  • A scene in which Joe takes pity on a pedophile – a man who has never acted on what the movie portrays as his inborn sickness, a sin he was born with and for which, Joe deems, he is therefore not at fault – and rewards him for his abstinence with a blow job.
  • Digressions about race and sex, including a brief slide show featuring the cocks of different races, and Joe's statement that "Any woman who claims that the thought of having sex with a Negro doesn't turn her on is lying;" the ever- politically correct Seligman (rightfully) chastises Joe for using this term, but Joe shrugs and insists that she's only being frank and honest, another case in which she is clearly a stand-in for Lars.
  • In the director's cut only: a remarkably graphic, realistic-seeming, and prolonged scene in which Joe performs an abortion on herself, in her kitchen, without anaesthetic. (You will be completely spared this episode if you watch the theater version only; however, I feel its omission leaves the theater version feeling oddly choppy and some of Joe's later decisions seeming a bit abrupt or inexplicable, in the manner of a missing limb that leaves the nerves tingling, an absence that somehow makes itself felt.)

Work request 1 >> Translate this sentence from the film review excerpt into Spanish: "You will be completely spared this episode if you watch the theater version only; however, I feel its omission leaves the theater version feeling oddly choppy and some of Joe's later decisions seeming a bit abrupt or inexplicable, in the manner of a missing limb that leaves the nerves tingling, an absence that somehow makes itself felt."
Work request 2 >> According to the film review excerpt, where does Joe perform the abortion on herself?

Supplied information >>
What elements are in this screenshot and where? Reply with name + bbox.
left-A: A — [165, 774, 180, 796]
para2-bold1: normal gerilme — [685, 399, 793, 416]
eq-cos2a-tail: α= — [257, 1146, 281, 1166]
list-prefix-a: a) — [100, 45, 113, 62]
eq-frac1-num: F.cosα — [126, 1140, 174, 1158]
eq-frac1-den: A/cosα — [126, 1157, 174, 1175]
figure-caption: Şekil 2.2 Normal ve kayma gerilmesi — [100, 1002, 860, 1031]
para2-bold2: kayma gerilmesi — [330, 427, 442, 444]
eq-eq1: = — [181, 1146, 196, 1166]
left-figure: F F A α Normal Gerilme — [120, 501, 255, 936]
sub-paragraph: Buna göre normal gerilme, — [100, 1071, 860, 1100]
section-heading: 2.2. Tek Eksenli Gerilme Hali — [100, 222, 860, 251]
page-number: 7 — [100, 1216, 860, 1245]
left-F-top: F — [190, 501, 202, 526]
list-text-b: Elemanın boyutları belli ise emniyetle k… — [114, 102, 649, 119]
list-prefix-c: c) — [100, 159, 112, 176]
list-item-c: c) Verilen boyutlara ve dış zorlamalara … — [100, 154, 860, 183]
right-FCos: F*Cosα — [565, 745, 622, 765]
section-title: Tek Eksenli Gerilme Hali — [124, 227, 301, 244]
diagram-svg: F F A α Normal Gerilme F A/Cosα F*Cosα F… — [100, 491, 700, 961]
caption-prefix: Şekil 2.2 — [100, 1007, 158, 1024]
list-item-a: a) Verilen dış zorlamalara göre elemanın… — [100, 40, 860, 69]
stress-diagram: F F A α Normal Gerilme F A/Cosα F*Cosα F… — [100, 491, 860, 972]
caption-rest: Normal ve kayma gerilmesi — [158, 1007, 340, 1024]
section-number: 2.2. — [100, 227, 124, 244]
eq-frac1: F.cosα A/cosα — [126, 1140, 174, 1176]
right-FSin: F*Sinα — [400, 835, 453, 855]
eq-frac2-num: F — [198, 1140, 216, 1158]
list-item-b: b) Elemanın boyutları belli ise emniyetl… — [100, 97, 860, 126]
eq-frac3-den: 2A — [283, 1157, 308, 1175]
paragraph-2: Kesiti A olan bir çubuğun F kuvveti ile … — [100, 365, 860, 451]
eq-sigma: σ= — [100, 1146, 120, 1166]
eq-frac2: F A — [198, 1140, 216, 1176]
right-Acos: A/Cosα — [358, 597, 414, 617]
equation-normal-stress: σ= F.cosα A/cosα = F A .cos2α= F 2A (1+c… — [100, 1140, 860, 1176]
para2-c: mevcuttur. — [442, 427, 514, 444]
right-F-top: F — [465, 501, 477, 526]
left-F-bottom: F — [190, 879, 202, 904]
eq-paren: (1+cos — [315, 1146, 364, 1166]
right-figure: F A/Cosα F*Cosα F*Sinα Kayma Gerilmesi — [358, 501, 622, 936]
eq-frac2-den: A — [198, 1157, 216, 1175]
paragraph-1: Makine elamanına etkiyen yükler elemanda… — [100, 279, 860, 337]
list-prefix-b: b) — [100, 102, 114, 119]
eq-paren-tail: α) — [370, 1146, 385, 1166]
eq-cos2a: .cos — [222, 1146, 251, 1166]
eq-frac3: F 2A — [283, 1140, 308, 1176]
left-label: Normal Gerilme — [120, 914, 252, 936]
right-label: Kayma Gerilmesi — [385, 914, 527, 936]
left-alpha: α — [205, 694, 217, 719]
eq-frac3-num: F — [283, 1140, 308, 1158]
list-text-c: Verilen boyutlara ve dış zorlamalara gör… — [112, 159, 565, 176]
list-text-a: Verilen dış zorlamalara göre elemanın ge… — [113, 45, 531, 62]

Exercise answer 1 >> Te ahorrarás por completo este episodio si ves solo la versión de cines; sin embargo, creo que su omisión hace que la versión de cines resulte extrañamente entrecortada y que algunas de las decisiones posteriores de Joe parezcan un tanto abruptas o inexplicables, a la manera de un miembro ausente que deja los nervios con un hormigueo, una ausencia que de algún modo se hace sentir.

Exercise answer 2 >> In her kitchen, without anaesthetic.